**WHAT YOU HAVE TO DO**
Using the data below, gather each line that includes the word "Bayern".

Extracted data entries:
* begin *
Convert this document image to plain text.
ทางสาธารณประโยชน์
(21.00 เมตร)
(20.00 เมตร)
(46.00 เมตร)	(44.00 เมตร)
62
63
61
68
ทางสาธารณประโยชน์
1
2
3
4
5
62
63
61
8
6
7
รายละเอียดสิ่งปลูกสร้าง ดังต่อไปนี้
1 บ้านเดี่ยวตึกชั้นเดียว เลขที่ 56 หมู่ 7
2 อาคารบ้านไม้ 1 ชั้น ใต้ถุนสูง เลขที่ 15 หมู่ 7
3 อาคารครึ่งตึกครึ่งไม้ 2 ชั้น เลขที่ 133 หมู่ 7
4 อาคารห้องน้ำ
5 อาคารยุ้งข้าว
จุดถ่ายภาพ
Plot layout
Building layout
* end *
* begin *
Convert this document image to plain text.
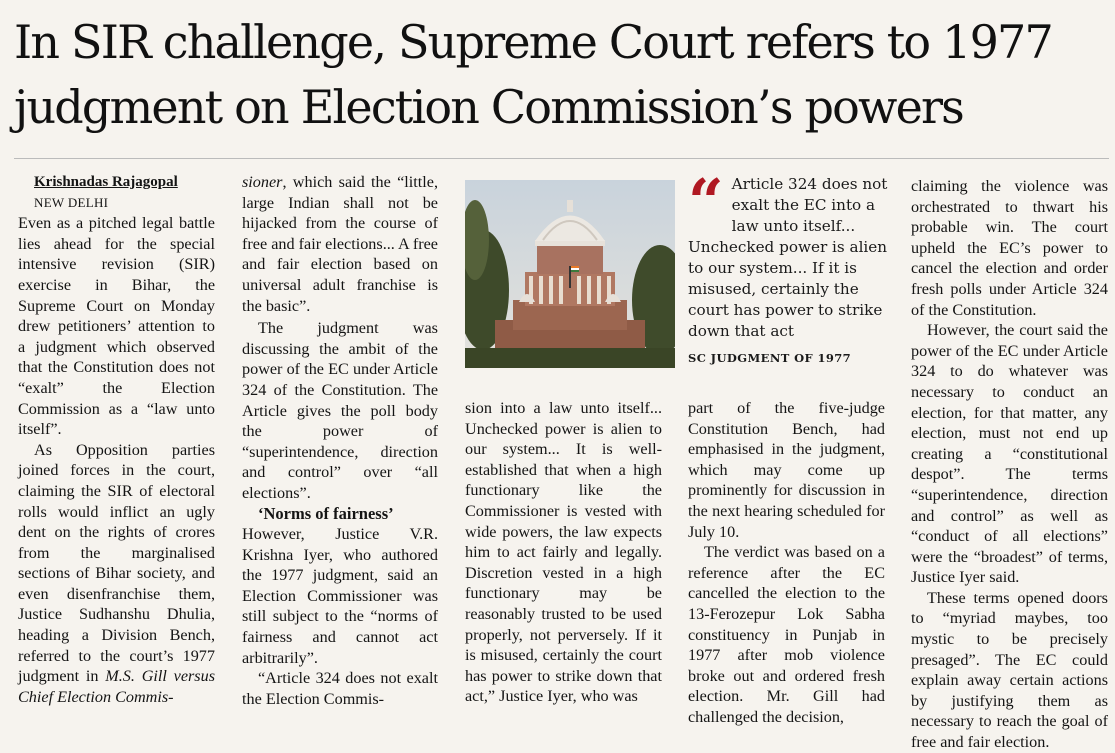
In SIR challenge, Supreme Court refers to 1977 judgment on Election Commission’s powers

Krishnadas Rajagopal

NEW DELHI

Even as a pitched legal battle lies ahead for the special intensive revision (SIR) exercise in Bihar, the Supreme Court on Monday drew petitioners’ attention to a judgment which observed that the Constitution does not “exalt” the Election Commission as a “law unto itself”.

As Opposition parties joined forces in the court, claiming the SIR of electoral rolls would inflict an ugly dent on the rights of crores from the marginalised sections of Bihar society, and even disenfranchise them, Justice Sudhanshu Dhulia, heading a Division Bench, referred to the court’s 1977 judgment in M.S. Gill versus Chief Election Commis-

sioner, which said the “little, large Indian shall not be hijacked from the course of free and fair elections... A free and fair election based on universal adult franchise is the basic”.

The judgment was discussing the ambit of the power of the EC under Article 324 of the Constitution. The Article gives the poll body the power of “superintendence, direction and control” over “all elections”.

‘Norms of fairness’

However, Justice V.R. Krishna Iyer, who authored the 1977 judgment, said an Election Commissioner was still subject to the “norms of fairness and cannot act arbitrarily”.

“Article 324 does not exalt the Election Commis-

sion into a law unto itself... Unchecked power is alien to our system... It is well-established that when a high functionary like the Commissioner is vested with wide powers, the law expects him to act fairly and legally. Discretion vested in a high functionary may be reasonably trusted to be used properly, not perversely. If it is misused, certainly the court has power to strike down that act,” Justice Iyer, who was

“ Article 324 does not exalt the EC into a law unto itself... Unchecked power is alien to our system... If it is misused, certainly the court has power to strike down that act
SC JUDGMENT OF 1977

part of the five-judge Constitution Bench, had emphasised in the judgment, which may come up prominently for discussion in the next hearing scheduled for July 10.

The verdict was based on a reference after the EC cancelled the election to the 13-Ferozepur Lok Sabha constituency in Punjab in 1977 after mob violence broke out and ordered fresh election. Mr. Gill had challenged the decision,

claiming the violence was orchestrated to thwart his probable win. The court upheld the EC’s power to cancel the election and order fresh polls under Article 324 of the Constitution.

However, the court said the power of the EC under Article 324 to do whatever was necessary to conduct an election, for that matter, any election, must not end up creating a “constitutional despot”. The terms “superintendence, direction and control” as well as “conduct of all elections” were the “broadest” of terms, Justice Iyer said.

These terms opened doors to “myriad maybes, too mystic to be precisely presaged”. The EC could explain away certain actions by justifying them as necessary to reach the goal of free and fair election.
* end *
* begin *
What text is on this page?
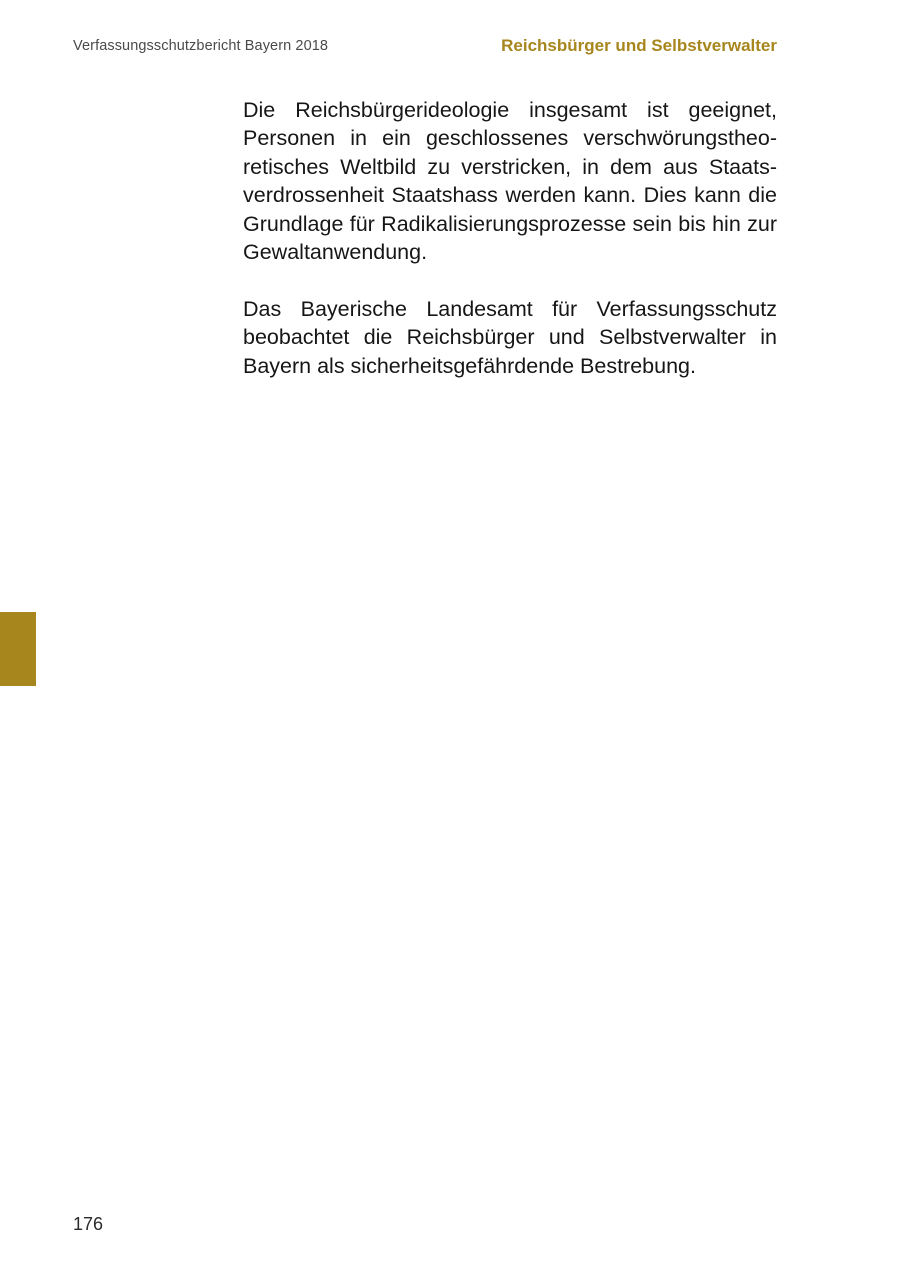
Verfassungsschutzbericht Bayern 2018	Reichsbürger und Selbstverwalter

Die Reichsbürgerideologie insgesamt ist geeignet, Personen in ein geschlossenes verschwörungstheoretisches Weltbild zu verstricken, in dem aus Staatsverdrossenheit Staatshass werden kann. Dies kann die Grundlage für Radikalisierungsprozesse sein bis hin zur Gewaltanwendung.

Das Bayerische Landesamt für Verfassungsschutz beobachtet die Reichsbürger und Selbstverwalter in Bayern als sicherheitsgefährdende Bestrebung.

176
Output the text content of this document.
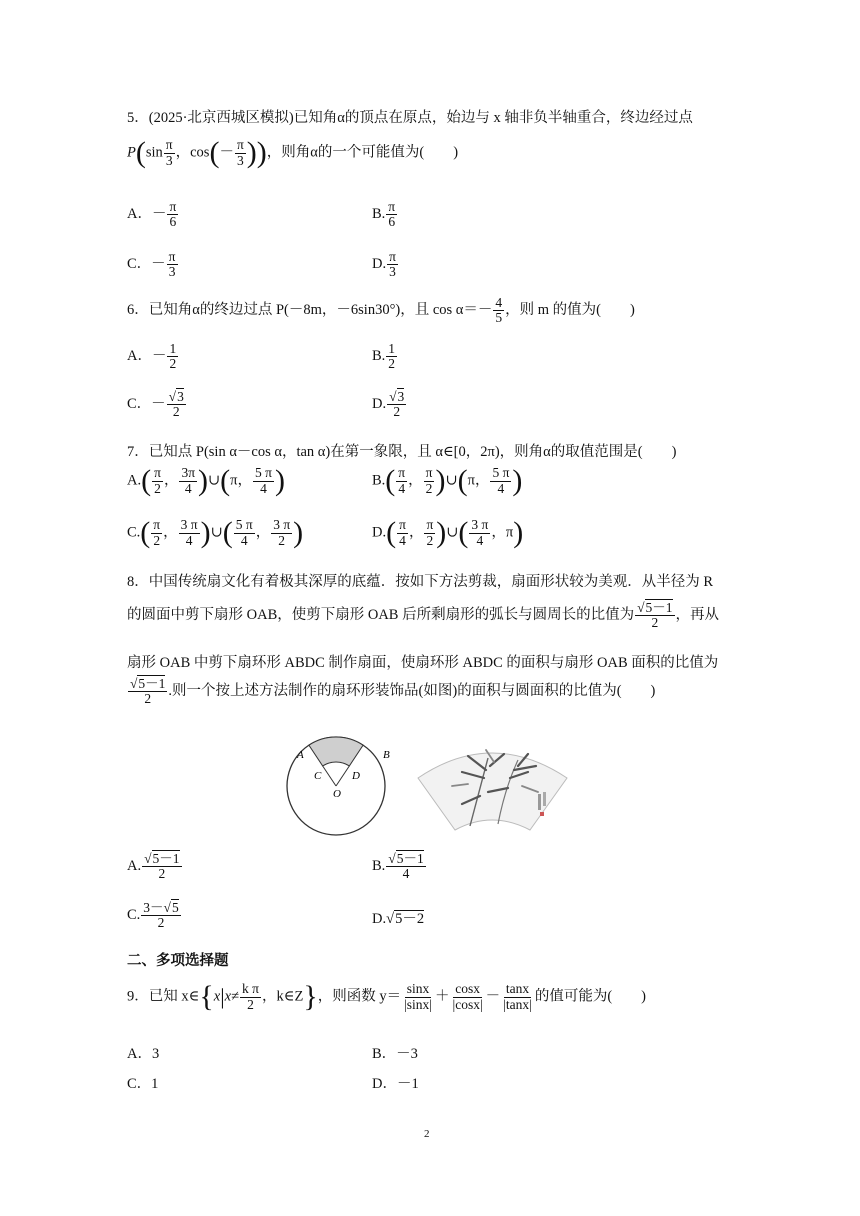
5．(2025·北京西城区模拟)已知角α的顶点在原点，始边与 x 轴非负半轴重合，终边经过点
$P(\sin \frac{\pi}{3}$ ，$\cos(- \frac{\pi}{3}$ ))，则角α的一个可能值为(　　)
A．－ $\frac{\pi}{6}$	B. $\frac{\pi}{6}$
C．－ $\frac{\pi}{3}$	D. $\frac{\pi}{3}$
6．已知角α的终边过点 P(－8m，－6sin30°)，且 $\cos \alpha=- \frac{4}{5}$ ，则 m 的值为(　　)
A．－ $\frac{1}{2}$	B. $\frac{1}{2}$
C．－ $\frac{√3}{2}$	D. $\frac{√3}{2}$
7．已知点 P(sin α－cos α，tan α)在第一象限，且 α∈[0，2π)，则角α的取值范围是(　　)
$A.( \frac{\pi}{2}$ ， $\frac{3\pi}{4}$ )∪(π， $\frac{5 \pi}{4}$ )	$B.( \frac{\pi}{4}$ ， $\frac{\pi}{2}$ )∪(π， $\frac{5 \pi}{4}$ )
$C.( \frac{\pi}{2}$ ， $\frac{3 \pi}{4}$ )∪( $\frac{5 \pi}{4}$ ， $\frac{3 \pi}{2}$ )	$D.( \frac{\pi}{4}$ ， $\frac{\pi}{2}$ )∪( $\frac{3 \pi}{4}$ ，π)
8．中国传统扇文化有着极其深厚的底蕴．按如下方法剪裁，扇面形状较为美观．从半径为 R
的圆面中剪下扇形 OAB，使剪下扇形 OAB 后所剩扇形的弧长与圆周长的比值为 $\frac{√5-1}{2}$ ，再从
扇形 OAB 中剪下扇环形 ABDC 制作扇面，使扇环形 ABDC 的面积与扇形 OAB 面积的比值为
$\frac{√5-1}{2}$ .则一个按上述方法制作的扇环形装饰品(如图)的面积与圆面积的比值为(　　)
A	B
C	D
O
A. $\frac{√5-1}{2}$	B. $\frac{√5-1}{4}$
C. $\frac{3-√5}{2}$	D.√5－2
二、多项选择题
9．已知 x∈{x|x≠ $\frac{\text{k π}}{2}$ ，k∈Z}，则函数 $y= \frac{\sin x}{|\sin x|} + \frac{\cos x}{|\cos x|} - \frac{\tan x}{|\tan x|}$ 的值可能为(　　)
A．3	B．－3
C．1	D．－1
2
* end *
**COMPLETED EXERCISE**
Verfassungsschutzbericht Bayern 2018	Reichsbürger und Selbstverwalter
Das Bayerische Landesamt für Verfassungsschutz beobachtet die Reichsbürger und Selbstverwalter in Bayern als sicherheitsgefährdende Bestrebung.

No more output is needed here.